• [What is required] Return each line that holds the word "pubescens".

• [Input material]
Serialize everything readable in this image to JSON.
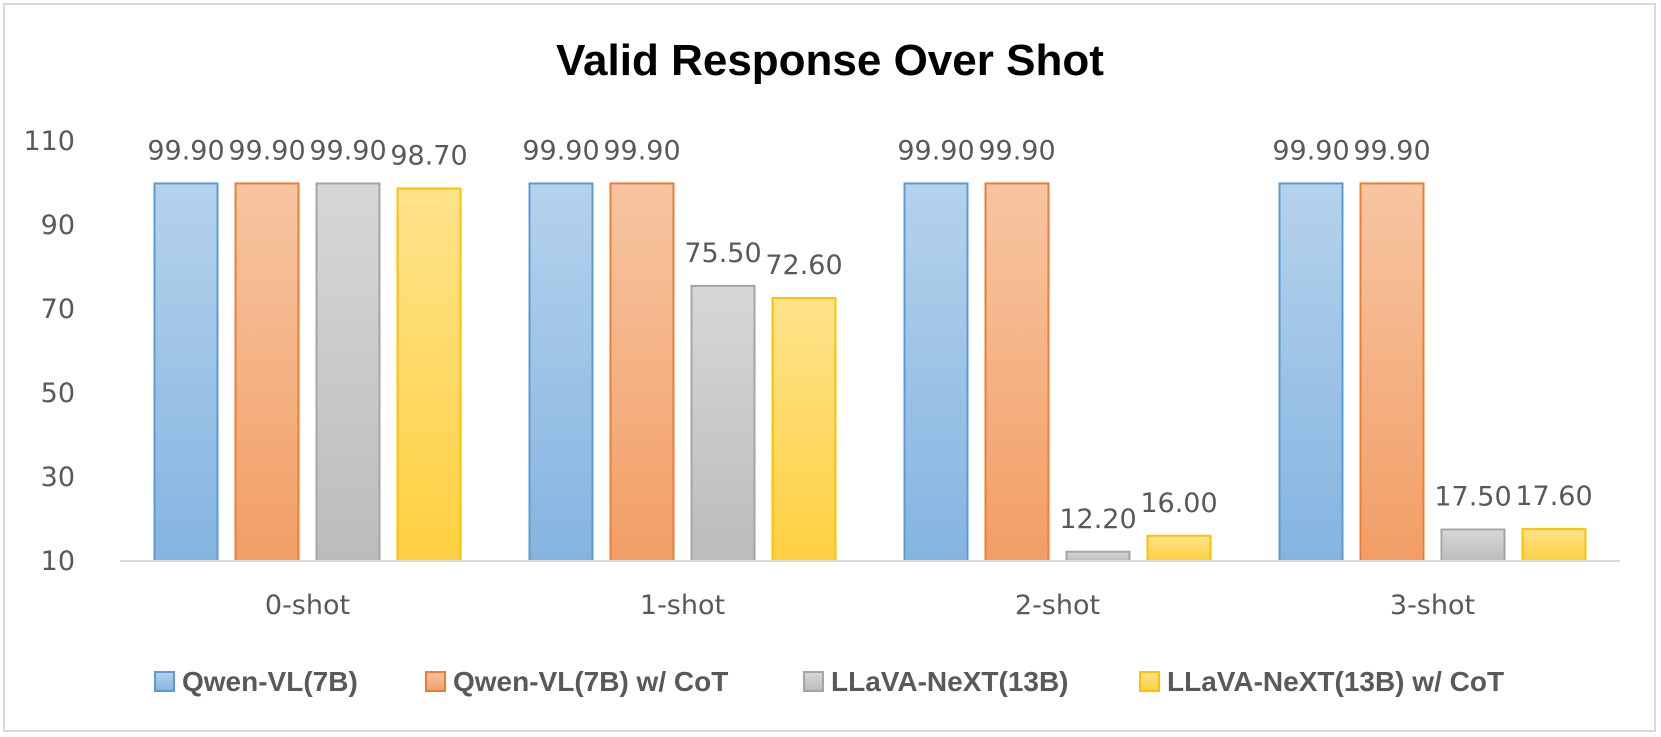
{
  "chart_data": {
    "type": "bar",
    "title": "Valid Response Over Shot",
    "categories": [
      "0-shot",
      "1-shot",
      "2-shot",
      "3-shot"
    ],
    "series": [
      {
        "name": "Qwen-VL(7B)",
        "values": [
          99.9,
          99.9,
          99.9,
          99.9
        ],
        "labels": [
          "99.90",
          "99.90",
          "99.90",
          "99.90"
        ],
        "color": "#5b9bd5"
      },
      {
        "name": "Qwen-VL(7B) w/ CoT",
        "values": [
          99.9,
          99.9,
          99.9,
          99.9
        ],
        "labels": [
          "99.90",
          "99.90",
          "99.90",
          "99.90"
        ],
        "color": "#ed7d31"
      },
      {
        "name": "LLaVA-NeXT(13B)",
        "values": [
          99.9,
          75.5,
          12.2,
          17.5
        ],
        "labels": [
          "99.90",
          "75.50",
          "12.20",
          "17.50"
        ],
        "color": "#a5a5a5"
      },
      {
        "name": "LLaVA-NeXT(13B) w/ CoT",
        "values": [
          98.7,
          72.6,
          16.0,
          17.6
        ],
        "labels": [
          "98.70",
          "72.60",
          "16.00",
          "17.60"
        ],
        "color": "#ffc000"
      }
    ],
    "y_ticks": [
      "10",
      "30",
      "50",
      "70",
      "90",
      "110"
    ],
    "ylim": [
      10,
      110
    ],
    "xlabel": "",
    "ylabel": "",
    "grid": false,
    "legend_position": "bottom"
  }
}
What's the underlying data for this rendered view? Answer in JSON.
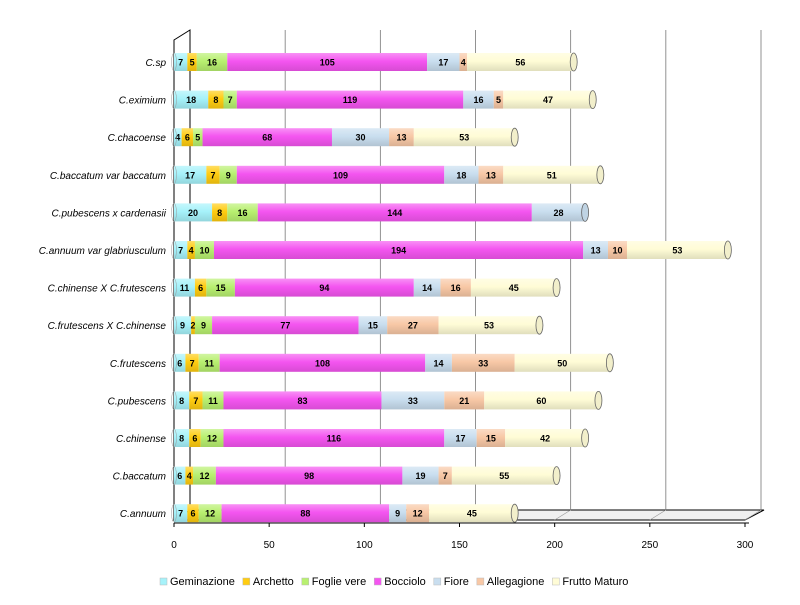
{
  "chart_data": {
    "type": "bar",
    "orientation": "horizontal",
    "stacked": true,
    "style": "3d-cylinder",
    "categories": [
      "C.sp",
      "C.eximium",
      "C.chacoense",
      "C.baccatum var baccatum",
      "C.pubescens x cardenasii",
      "C.annuum var glabriusculum",
      "C.chinense X C.frutescens",
      "C.frutescens X C.chinense",
      "C.frutescens",
      "C.pubescens",
      "C.chinense",
      "C.baccatum",
      "C.annuum"
    ],
    "series": [
      {
        "name": "Geminazione",
        "color": "#A6F2FA",
        "values": [
          7,
          18,
          4,
          17,
          20,
          7,
          11,
          9,
          6,
          8,
          8,
          6,
          7
        ]
      },
      {
        "name": "Archetto",
        "color": "#FFCC11",
        "values": [
          5,
          8,
          6,
          7,
          8,
          4,
          6,
          2,
          7,
          7,
          6,
          4,
          6
        ]
      },
      {
        "name": "Foglie vere",
        "color": "#B8F070",
        "values": [
          16,
          7,
          5,
          9,
          16,
          10,
          15,
          9,
          11,
          11,
          12,
          12,
          12
        ]
      },
      {
        "name": "Bocciolo",
        "color": "#F455F0",
        "values": [
          105,
          119,
          68,
          109,
          144,
          194,
          94,
          77,
          108,
          83,
          116,
          98,
          88
        ]
      },
      {
        "name": "Fiore",
        "color": "#C9DEEF",
        "values": [
          17,
          16,
          30,
          18,
          28,
          13,
          14,
          15,
          14,
          33,
          17,
          19,
          9
        ]
      },
      {
        "name": "Allegagione",
        "color": "#F8C8A6",
        "values": [
          4,
          5,
          13,
          13,
          null,
          10,
          16,
          27,
          33,
          21,
          15,
          7,
          12
        ]
      },
      {
        "name": "Frutto Maturo",
        "color": "#FFFCD6",
        "values": [
          56,
          47,
          53,
          51,
          null,
          53,
          45,
          53,
          50,
          60,
          42,
          55,
          45
        ]
      }
    ],
    "xlim": [
      0,
      300
    ],
    "xticks": [
      "0",
      "50",
      "100",
      "150",
      "200",
      "250",
      "300"
    ],
    "grid": true,
    "legend_position": "bottom",
    "title": "",
    "xlabel": "",
    "ylabel": ""
  }
}
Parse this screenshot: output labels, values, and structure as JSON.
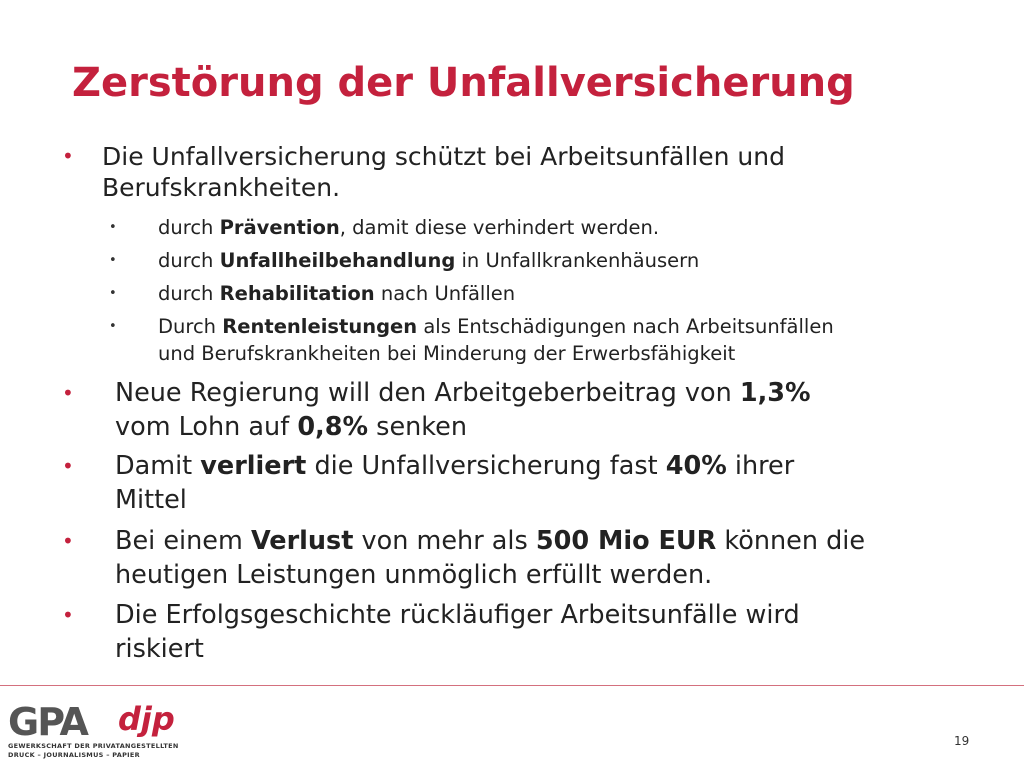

• [Output of the task]
      "C.pubescens x cardenasii",
      "C.pubescens",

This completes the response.